::: Supplied records :::

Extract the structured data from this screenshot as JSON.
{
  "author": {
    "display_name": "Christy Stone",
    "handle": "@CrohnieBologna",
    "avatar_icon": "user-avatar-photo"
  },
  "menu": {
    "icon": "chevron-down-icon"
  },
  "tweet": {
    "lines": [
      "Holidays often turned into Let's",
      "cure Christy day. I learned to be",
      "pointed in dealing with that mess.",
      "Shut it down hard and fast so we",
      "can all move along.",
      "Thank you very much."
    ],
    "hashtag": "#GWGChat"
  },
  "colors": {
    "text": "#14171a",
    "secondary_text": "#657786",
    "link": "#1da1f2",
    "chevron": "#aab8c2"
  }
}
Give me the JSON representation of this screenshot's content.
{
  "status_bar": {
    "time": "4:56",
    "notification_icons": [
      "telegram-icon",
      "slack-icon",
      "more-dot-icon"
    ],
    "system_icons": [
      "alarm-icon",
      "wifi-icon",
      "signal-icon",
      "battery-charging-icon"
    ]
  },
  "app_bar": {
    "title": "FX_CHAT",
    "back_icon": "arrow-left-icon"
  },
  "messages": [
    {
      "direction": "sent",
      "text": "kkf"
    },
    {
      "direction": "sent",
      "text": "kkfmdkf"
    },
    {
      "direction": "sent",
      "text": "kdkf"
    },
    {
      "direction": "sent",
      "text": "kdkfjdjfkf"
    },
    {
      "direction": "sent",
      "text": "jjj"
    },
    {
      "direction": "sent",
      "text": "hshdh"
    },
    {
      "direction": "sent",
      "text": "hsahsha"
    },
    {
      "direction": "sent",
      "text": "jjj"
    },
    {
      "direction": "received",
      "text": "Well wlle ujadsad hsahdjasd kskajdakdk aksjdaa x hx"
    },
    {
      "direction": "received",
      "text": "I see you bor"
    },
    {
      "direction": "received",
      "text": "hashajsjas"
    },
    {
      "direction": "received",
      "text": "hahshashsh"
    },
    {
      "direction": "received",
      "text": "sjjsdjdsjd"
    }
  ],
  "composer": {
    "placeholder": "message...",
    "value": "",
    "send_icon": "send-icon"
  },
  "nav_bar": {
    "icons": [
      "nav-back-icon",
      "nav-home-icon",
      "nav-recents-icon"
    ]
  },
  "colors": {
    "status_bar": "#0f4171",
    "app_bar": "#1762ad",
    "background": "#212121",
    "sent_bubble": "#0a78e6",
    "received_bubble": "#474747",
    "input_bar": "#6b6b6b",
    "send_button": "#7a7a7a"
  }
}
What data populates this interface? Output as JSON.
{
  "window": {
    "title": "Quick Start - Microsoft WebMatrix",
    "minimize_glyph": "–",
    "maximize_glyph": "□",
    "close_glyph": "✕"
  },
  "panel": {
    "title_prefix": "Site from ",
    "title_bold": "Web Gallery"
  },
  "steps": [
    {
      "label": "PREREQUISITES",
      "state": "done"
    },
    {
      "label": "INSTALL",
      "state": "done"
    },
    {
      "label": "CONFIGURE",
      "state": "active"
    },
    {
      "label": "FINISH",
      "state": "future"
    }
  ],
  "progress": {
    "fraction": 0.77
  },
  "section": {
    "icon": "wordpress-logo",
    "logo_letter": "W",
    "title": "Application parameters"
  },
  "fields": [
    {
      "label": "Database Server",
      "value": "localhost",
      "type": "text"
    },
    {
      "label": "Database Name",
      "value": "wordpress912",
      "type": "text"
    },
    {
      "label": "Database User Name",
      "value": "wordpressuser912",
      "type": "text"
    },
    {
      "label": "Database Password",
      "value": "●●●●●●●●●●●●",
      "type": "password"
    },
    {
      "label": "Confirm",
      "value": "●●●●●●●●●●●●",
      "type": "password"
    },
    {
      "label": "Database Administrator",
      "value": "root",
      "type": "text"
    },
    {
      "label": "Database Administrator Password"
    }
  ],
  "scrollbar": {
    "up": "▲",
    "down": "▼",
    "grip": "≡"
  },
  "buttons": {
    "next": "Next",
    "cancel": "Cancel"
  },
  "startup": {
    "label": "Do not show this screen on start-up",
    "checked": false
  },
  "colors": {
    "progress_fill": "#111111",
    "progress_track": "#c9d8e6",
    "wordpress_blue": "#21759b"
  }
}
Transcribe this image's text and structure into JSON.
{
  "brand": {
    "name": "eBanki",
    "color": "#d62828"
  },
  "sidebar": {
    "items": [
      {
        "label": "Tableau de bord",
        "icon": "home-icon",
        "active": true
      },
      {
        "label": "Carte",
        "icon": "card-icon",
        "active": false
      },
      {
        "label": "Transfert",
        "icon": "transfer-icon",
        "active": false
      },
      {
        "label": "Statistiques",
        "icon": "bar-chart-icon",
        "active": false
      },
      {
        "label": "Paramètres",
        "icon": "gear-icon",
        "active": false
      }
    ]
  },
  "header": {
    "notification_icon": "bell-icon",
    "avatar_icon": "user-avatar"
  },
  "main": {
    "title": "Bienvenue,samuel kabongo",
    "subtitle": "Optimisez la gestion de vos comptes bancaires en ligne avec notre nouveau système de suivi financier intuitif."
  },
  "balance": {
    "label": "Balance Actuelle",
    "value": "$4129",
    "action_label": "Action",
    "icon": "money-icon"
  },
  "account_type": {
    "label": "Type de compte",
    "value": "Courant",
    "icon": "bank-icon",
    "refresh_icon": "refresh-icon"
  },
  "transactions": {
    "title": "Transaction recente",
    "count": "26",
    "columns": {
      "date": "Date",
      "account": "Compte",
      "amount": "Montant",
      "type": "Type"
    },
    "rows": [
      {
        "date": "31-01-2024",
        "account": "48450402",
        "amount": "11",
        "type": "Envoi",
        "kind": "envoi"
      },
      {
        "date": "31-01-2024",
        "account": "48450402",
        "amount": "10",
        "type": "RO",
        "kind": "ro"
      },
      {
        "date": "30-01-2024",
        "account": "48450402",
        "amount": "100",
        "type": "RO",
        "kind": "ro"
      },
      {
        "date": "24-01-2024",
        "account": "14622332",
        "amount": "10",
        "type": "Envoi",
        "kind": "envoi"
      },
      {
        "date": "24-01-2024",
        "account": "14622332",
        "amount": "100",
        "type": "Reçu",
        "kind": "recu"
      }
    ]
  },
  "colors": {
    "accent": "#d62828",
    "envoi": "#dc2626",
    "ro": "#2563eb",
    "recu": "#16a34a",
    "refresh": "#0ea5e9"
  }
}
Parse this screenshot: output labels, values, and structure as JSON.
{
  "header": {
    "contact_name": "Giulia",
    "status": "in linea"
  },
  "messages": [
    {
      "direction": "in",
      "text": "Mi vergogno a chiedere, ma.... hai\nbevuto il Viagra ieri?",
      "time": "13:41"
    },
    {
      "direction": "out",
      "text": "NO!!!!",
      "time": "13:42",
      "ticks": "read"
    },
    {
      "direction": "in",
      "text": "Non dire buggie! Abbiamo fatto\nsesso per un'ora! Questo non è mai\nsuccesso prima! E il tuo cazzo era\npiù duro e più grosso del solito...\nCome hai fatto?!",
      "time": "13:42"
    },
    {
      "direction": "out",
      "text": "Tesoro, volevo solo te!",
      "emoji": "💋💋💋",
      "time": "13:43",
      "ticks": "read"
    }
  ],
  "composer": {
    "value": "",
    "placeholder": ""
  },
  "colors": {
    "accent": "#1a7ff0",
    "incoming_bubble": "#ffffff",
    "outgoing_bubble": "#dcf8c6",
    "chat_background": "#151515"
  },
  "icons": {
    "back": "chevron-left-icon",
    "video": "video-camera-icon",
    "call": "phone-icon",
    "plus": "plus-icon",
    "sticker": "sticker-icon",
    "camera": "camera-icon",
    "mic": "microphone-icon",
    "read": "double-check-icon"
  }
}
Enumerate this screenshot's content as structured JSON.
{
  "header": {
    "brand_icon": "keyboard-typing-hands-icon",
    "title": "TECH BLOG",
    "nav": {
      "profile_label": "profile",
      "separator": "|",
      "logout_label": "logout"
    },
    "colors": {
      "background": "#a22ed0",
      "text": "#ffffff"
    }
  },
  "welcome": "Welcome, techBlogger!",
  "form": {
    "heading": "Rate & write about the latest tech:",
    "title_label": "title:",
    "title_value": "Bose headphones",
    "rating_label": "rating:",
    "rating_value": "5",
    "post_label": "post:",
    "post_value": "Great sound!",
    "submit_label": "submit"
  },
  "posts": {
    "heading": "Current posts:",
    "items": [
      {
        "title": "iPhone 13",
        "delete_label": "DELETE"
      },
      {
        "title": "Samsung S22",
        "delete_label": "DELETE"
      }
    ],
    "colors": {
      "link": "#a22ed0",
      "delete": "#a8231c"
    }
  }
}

:::

• **Problem to work on**
Look through the records above and report how many lines hold the word "chevron", giving only the number.

• **Result of this exercise**
3